Data in this exercise –
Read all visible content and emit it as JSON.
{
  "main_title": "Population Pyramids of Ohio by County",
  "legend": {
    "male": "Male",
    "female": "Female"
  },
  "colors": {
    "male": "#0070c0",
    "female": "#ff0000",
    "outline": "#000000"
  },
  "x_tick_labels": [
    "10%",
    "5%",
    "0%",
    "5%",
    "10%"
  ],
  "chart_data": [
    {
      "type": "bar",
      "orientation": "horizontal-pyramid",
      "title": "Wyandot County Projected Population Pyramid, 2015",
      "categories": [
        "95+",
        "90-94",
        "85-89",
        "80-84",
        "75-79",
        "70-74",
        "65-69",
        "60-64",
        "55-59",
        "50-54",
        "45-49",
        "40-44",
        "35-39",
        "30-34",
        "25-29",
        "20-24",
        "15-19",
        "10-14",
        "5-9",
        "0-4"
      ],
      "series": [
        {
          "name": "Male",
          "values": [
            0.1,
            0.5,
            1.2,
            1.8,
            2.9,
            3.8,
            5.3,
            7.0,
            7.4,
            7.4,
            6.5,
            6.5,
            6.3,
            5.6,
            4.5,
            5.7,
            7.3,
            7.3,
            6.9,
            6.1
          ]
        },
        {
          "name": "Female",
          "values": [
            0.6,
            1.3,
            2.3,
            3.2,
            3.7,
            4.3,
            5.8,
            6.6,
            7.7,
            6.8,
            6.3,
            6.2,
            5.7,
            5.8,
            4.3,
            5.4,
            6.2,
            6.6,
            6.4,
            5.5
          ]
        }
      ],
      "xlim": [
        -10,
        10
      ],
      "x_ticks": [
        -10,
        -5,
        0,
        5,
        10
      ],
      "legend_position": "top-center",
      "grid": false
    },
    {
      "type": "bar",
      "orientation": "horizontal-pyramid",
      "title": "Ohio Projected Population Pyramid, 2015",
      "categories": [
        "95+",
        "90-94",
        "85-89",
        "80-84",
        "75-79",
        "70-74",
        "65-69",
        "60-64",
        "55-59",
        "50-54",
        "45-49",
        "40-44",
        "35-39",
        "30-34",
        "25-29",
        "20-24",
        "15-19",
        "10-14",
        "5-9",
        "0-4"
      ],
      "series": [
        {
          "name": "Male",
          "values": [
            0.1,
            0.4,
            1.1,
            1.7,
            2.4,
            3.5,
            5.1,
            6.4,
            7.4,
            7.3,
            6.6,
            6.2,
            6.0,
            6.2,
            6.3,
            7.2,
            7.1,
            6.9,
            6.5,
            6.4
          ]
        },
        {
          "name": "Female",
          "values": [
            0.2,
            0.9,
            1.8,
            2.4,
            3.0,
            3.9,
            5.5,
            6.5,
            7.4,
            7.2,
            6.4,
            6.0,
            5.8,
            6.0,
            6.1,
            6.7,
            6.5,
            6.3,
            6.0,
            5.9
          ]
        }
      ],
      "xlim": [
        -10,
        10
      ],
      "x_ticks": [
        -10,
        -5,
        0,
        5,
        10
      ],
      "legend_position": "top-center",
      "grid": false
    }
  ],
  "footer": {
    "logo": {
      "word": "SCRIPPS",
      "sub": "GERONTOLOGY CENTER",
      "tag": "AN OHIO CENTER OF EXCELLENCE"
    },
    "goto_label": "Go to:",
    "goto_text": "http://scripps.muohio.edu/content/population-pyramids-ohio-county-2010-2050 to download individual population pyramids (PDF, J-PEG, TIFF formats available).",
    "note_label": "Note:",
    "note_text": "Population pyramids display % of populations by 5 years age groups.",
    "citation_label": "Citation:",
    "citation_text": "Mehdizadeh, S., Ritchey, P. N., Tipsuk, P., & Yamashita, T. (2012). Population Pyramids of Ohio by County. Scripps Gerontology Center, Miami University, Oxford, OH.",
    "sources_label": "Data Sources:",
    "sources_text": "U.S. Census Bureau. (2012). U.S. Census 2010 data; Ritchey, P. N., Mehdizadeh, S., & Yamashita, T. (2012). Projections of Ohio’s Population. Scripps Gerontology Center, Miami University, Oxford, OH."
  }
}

What you will do – Repeat the data precisely, reproducing every entry.

Solution for this task –
Read all visible content and emit it as JSON.
{
  "main_title": "Population Pyramids of Ohio by County",
  "legend": {
    "male": "Male",
    "female": "Female"
  },
  "colors": {
    "male": "#0070c0",
    "female": "#ff0000",
    "outline": "#000000"
  },
  "x_tick_labels": [
    "10%",
    "5%",
    "0%",
    "5%",
    "10%"
  ],
  "chart_data": [
    {
      "type": "bar",
      "orientation": "horizontal-pyramid",
      "title": "Wyandot County Projected Population Pyramid, 2015",
      "categories": [
        "95+",
        "90-94",
        "85-89",
        "80-84",
        "75-79",
        "70-74",
        "65-69",
        "60-64",
        "55-59",
        "50-54",
        "45-49",
        "40-44",
        "35-39",
        "30-34",
        "25-29",
        "20-24",
        "15-19",
        "10-14",
        "5-9",
        "0-4"
      ],
      "series": [
        {
          "name": "Male",
          "values": [
            0.1,
            0.5,
            1.2,
            1.8,
            2.9,
            3.8,
            5.3,
            7.0,
            7.4,
            7.4,
            6.5,
            6.5,
            6.3,
            5.6,
            4.5,
            5.7,
            7.3,
            7.3,
            6.9,
            6.1
          ]
        },
        {
          "name": "Female",
          "values": [
            0.6,
            1.3,
            2.3,
            3.2,
            3.7,
            4.3,
            5.8,
            6.6,
            7.7,
            6.8,
            6.3,
            6.2,
            5.7,
            5.8,
            4.3,
            5.4,
            6.2,
            6.6,
            6.4,
            5.5
          ]
        }
      ],
      "xlim": [
        -10,
        10
      ],
      "x_ticks": [
        -10,
        -5,
        0,
        5,
        10
      ],
      "legend_position": "top-center",
      "grid": false
    },
    {
      "type": "bar",
      "orientation": "horizontal-pyramid",
      "title": "Ohio Projected Population Pyramid, 2015",
      "categories": [
        "95+",
        "90-94",
        "85-89",
        "80-84",
        "75-79",
        "70-74",
        "65-69",
        "60-64",
        "55-59",
        "50-54",
        "45-49",
        "40-44",
        "35-39",
        "30-34",
        "25-29",
        "20-24",
        "15-19",
        "10-14",
        "5-9",
        "0-4"
      ],
      "series": [
        {
          "name": "Male",
          "values": [
            0.1,
            0.4,
            1.1,
            1.7,
            2.4,
            3.5,
            5.1,
            6.4,
            7.4,
            7.3,
            6.6,
            6.2,
            6.0,
            6.2,
            6.3,
            7.2,
            7.1,
            6.9,
            6.5,
            6.4
          ]
        },
        {
          "name": "Female",
          "values": [
            0.2,
            0.9,
            1.8,
            2.4,
            3.0,
            3.9,
            5.5,
            6.5,
            7.4,
            7.2,
            6.4,
            6.0,
            5.8,
            6.0,
            6.1,
            6.7,
            6.5,
            6.3,
            6.0,
            5.9
          ]
        }
      ],
      "xlim": [
        -10,
        10
      ],
      "x_ticks": [
        -10,
        -5,
        0,
        5,
        10
      ],
      "legend_position": "top-center",
      "grid": false
    }
  ],
  "footer": {
    "logo": {
      "word": "SCRIPPS",
      "sub": "GERONTOLOGY CENTER",
      "tag": "AN OHIO CENTER OF EXCELLENCE"
    },
    "goto_label": "Go to:",
    "goto_text": "http://scripps.muohio.edu/content/population-pyramids-ohio-county-2010-2050 to download individual population pyramids (PDF, J-PEG, TIFF formats available).",
    "note_label": "Note:",
    "note_text": "Population pyramids display % of populations by 5 years age groups.",
    "citation_label": "Citation:",
    "citation_text": "Mehdizadeh, S., Ritchey, P. N., Tipsuk, P., & Yamashita, T. (2012). Population Pyramids of Ohio by County. Scripps Gerontology Center, Miami University, Oxford, OH.",
    "sources_label": "Data Sources:",
    "sources_text": "U.S. Census Bureau. (2012). U.S. Census 2010 data; Ritchey, P. N., Mehdizadeh, S., & Yamashita, T. (2012). Projections of Ohio’s Population. Scripps Gerontology Center, Miami University, Oxford, OH."
  }
}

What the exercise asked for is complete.